• _TASK DETAILS_: Pick out each line of the records in which the word "delivery" appears.

• _DATASET_:

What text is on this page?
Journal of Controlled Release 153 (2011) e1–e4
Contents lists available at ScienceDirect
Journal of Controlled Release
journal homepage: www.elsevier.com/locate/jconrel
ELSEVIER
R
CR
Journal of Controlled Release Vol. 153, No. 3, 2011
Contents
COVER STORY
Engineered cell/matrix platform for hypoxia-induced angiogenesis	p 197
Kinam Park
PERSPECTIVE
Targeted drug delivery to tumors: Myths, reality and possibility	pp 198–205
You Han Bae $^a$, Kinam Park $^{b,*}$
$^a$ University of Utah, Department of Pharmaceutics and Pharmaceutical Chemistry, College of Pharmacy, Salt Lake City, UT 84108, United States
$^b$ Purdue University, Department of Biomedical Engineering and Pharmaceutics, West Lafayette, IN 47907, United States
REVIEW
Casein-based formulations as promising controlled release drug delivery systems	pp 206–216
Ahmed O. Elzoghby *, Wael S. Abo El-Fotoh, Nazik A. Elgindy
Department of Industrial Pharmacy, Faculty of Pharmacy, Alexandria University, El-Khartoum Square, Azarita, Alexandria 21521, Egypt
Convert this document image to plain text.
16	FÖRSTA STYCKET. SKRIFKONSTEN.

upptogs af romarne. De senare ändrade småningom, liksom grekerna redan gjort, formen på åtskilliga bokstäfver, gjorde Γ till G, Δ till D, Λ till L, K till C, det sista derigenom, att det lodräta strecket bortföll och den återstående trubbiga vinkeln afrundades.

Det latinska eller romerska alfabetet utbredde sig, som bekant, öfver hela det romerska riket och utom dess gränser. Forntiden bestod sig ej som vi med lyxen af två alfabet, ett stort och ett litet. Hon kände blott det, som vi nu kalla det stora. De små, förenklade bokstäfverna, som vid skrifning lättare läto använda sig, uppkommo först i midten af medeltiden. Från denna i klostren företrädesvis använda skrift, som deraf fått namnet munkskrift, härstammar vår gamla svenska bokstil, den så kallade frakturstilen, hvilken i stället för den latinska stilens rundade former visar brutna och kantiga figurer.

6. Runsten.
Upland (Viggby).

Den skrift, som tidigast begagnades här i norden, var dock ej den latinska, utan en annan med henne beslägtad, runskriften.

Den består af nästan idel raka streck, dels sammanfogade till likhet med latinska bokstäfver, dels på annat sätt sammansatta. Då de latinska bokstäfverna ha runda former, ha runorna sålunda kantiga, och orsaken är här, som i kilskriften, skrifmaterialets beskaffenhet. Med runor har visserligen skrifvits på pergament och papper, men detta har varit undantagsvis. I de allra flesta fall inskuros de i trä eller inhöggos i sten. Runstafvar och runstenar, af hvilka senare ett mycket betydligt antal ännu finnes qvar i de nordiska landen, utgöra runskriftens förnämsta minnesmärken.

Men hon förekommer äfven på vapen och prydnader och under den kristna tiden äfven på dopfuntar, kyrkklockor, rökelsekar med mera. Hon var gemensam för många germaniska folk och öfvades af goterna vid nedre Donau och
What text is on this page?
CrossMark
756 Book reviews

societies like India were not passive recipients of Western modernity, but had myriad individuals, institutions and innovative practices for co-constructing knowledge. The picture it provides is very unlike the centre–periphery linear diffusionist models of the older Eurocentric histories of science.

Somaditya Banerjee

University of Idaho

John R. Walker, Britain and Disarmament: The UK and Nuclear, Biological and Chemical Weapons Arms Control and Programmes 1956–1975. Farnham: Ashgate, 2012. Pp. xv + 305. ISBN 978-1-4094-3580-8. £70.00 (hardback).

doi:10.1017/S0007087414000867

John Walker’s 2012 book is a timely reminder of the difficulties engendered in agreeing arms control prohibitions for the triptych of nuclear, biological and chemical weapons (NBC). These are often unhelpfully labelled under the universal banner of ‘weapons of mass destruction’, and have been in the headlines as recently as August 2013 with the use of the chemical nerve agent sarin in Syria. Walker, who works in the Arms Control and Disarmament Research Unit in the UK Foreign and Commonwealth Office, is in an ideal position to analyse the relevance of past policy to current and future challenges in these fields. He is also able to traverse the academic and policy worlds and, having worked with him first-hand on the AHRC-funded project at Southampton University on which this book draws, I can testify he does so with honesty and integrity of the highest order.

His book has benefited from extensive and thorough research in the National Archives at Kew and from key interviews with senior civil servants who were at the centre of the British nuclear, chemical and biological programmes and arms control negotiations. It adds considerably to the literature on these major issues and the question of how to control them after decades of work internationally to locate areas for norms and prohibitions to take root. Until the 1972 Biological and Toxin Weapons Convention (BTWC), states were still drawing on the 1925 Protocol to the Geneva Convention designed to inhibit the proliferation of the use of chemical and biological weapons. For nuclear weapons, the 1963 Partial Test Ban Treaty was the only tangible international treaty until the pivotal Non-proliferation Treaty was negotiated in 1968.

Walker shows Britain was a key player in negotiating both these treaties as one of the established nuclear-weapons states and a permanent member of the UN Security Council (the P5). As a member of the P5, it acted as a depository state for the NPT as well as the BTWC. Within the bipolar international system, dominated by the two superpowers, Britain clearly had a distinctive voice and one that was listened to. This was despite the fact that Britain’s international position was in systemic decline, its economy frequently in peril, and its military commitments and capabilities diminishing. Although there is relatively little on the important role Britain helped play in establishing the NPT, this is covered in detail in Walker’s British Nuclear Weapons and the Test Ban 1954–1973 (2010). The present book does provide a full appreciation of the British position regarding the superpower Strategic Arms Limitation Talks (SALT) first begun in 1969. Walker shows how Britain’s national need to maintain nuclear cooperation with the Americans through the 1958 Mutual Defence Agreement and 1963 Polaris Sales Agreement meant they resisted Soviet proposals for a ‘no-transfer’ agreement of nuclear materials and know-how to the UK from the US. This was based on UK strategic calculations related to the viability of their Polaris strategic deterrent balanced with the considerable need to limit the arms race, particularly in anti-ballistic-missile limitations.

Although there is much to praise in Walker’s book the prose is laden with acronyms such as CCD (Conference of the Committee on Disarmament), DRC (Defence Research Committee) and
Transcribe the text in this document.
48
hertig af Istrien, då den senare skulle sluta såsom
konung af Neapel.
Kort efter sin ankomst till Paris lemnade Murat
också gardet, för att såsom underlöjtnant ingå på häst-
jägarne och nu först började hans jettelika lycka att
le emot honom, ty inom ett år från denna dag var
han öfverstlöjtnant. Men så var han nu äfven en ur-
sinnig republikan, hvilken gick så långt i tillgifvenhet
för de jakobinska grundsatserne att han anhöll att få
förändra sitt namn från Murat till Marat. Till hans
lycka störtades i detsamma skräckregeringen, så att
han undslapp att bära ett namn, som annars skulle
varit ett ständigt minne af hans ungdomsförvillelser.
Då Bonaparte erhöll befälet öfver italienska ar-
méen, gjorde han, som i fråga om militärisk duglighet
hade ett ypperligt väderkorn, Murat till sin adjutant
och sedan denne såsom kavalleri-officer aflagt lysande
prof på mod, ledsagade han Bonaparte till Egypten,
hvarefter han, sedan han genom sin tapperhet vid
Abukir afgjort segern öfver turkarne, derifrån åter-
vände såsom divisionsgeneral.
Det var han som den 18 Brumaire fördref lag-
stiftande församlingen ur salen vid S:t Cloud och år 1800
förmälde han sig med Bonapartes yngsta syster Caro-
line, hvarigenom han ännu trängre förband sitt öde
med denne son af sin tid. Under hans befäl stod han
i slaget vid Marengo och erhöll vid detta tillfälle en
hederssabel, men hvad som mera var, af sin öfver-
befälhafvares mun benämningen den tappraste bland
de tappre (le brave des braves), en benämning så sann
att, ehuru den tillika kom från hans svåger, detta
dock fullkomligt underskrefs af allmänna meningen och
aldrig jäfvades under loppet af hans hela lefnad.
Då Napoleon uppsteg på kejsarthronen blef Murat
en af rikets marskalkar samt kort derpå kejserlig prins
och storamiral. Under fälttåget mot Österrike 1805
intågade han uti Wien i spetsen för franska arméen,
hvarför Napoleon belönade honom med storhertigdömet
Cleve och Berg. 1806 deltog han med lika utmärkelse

• _ANSWER BOX_:
Targeted drug delivery to tumors: Myths, reality and possibility	pp 198–205
Casein-based formulations as promising controlled release drug delivery systems	pp 206–216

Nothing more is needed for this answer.